Task brief:
Go through the listing below and gather every line with the word "color".

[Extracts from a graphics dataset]
— start —

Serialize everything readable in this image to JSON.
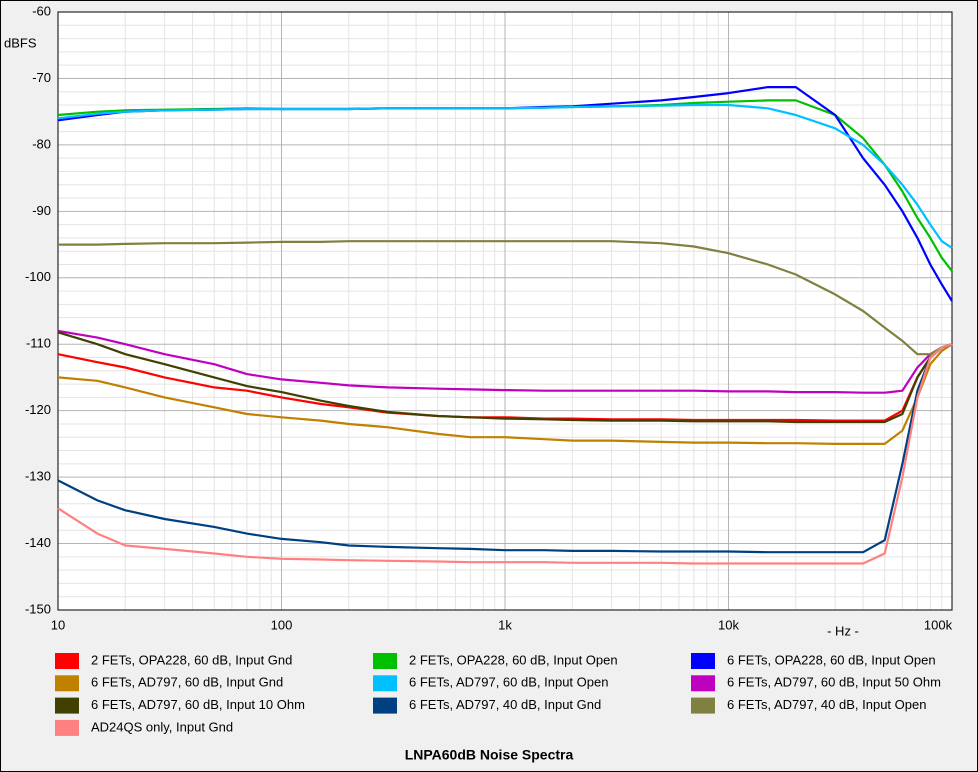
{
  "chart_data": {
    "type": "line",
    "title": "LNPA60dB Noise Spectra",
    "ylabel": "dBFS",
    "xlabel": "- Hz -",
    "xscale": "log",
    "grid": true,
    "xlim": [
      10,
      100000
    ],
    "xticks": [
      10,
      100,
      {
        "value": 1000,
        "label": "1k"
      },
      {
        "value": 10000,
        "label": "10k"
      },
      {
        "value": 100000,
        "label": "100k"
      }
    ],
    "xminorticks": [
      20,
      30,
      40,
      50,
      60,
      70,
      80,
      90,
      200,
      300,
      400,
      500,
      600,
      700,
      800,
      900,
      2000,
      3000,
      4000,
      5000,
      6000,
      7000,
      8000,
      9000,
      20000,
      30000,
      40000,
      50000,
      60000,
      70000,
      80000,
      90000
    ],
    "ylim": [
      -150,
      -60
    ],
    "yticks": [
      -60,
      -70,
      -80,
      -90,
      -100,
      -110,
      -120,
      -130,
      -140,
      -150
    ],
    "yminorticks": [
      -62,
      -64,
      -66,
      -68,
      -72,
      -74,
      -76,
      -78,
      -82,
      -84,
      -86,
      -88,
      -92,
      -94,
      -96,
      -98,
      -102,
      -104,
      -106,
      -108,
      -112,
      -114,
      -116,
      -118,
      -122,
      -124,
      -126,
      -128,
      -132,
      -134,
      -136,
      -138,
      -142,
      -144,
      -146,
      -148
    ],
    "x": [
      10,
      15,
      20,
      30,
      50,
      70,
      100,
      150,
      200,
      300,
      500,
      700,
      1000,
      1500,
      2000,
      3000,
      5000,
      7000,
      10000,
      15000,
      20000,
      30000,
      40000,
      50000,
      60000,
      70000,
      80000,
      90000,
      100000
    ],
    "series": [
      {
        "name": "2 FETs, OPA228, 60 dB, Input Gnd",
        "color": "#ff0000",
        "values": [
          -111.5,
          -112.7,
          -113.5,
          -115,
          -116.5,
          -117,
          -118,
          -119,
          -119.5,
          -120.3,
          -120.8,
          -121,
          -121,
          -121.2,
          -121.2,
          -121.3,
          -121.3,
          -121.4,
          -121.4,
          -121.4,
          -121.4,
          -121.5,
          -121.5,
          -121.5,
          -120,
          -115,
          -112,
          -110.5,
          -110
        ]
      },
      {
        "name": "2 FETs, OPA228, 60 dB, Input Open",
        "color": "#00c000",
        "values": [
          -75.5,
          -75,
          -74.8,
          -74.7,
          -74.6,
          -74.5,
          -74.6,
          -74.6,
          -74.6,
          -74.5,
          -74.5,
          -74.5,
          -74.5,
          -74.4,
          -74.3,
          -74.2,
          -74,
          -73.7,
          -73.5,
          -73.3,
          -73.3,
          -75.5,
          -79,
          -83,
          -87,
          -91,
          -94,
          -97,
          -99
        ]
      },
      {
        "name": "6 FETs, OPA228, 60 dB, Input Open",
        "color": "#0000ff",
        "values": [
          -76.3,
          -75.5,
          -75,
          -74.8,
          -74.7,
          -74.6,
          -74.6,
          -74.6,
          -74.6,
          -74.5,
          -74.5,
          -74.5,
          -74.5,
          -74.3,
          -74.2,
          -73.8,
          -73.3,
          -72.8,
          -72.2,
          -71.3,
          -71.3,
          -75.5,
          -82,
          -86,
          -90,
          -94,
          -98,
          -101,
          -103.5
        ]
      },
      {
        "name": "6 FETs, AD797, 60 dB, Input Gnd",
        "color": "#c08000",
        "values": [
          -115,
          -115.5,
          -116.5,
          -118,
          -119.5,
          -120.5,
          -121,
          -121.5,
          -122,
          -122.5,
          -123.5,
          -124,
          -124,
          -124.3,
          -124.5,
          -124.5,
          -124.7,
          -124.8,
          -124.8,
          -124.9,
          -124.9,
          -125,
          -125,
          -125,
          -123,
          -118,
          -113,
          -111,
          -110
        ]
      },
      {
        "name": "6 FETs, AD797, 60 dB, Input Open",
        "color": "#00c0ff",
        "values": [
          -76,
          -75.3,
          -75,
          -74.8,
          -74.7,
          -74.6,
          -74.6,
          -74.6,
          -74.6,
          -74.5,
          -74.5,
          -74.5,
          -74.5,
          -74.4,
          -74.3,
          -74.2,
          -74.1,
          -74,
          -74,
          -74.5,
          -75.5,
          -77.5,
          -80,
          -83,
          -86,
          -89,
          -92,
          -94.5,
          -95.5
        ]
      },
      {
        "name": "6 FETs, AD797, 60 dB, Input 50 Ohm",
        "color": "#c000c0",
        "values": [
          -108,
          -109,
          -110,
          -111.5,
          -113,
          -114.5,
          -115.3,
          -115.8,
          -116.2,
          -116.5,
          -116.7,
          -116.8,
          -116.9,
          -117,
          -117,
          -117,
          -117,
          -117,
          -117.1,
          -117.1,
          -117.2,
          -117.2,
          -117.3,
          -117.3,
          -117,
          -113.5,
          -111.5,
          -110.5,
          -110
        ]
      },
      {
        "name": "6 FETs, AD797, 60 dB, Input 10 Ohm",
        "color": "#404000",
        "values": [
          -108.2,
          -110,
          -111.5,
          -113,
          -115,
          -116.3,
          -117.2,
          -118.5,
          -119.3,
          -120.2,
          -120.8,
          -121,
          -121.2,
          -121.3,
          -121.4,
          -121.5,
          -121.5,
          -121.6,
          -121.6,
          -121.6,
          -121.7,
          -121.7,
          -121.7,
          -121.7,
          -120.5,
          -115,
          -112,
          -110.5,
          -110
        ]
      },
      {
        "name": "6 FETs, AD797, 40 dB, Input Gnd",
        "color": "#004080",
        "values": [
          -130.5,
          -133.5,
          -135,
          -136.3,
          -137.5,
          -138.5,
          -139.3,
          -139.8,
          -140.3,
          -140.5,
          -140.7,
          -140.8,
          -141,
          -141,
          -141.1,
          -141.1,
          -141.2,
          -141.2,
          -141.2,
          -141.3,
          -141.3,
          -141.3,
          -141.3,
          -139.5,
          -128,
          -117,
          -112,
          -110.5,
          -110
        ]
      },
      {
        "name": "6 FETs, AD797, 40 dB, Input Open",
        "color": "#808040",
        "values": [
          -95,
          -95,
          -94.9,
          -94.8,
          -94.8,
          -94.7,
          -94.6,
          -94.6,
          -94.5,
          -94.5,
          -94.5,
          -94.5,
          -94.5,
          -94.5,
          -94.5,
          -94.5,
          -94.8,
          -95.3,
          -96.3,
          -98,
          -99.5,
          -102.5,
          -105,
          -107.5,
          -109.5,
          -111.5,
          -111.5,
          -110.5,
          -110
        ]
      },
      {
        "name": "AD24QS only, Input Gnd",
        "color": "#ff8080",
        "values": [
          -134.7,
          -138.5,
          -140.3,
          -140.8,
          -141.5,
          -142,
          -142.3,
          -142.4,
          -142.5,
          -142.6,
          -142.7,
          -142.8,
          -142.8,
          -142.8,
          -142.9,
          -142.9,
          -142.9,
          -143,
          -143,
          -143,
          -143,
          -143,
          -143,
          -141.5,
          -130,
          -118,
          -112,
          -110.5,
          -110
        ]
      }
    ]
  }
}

— end —

Task answer:
        "color": "#ff0000",
        "color": "#00c000",
        "color": "#0000ff",
        "color": "#c08000",
        "color": "#00c0ff",
        "color": "#c000c0",
        "color": "#404000",
        "color": "#004080",
        "color": "#808040",
        "color": "#ff8080",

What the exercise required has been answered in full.